_Entries provided_:
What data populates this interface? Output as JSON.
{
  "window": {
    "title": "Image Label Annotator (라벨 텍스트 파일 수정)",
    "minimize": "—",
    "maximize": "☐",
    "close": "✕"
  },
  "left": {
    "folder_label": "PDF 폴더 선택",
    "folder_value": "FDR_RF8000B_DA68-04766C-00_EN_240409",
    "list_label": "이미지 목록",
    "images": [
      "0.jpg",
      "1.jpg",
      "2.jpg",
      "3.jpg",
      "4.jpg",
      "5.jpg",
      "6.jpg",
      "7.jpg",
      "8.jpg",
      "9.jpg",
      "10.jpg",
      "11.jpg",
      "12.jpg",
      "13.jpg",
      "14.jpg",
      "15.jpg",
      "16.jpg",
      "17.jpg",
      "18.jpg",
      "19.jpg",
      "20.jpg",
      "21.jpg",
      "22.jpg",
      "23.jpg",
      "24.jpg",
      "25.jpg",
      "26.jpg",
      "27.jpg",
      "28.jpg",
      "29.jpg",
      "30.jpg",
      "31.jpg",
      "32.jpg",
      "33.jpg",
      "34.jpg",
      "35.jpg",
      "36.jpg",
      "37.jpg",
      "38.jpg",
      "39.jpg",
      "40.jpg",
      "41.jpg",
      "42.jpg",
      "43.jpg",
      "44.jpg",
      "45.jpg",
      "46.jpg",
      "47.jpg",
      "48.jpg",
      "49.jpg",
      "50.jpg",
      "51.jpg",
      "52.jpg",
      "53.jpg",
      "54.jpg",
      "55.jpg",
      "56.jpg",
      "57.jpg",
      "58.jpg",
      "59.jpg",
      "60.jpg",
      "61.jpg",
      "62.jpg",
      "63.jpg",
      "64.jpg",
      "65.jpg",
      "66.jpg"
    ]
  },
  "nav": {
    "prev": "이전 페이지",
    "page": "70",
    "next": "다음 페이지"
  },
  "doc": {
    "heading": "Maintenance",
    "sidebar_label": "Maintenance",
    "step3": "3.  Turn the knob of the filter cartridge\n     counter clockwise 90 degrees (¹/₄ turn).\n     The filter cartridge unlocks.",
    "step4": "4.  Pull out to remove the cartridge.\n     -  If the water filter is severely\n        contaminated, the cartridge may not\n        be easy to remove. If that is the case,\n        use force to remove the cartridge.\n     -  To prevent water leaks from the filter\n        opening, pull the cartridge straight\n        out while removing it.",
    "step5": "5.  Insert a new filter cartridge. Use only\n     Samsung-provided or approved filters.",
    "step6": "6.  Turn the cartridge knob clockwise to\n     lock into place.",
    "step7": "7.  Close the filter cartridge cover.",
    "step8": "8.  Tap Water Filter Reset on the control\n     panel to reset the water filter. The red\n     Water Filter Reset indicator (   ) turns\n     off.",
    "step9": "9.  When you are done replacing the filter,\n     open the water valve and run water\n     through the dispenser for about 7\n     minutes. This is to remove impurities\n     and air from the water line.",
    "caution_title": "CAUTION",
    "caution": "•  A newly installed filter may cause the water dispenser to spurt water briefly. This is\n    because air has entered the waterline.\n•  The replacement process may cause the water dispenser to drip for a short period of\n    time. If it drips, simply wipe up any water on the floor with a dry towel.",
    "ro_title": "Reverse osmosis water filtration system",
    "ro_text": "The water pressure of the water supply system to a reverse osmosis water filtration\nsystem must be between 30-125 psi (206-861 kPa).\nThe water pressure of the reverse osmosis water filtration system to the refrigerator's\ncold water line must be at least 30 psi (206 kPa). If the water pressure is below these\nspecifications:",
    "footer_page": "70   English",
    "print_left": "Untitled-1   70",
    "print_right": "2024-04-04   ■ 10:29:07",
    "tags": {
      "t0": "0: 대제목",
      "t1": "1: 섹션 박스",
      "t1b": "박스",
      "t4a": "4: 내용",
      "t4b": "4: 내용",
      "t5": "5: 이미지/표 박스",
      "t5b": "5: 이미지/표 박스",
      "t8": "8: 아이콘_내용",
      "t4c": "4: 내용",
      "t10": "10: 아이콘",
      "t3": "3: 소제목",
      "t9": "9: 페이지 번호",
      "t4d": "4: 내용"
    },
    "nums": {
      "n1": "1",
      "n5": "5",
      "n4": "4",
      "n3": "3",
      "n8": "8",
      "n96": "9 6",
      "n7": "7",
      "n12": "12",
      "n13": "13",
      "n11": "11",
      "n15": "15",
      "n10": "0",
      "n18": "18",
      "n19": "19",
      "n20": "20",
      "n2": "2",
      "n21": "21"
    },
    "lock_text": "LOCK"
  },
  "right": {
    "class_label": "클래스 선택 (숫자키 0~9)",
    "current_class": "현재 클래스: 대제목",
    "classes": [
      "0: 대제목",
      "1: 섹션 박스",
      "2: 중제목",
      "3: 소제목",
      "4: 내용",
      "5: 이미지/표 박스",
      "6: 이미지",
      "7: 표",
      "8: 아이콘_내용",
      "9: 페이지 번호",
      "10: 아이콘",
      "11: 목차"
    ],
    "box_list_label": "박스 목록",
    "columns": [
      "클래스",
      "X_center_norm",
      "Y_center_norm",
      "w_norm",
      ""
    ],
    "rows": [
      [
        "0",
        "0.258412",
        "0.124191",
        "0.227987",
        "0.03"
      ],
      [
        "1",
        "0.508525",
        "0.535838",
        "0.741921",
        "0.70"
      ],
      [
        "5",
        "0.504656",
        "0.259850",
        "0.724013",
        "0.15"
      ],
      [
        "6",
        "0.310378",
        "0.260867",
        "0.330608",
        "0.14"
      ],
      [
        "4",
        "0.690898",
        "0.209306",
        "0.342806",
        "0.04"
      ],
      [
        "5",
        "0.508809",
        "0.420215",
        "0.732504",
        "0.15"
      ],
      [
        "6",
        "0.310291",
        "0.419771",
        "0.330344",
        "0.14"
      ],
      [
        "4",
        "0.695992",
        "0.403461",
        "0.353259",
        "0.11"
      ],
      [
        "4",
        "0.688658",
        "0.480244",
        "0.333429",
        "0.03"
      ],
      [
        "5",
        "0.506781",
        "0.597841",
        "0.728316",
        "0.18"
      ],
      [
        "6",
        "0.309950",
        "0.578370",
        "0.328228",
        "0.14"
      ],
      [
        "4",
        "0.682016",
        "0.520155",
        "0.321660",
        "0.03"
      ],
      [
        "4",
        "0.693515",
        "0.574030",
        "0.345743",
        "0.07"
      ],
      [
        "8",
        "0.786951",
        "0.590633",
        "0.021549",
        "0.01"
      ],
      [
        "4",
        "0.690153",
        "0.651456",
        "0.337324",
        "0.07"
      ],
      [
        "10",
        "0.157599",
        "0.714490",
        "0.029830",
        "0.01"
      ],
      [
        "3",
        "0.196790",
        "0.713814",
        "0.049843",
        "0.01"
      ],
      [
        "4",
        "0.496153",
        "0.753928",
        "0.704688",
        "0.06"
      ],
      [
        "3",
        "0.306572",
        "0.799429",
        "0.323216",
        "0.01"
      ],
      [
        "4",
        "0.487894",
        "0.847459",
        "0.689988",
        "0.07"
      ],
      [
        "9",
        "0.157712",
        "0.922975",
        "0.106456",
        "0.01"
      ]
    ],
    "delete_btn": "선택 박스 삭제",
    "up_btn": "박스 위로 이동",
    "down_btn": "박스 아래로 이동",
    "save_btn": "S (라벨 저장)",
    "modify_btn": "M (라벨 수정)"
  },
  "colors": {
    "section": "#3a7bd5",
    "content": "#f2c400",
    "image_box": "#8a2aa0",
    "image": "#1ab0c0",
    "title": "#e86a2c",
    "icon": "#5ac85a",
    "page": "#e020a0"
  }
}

_Problem to work on_: Isolate the lines that hold the word "clockwise" and copy all of them.

_Exercise solution_:
    "step3": "3.  Turn the knob of the filter cartridge\n     counter clockwise 90 degrees (¹/₄ turn).\n     The filter cartridge unlocks.",
    "step6": "6.  Turn the cartridge knob clockwise to\n     lock into place.",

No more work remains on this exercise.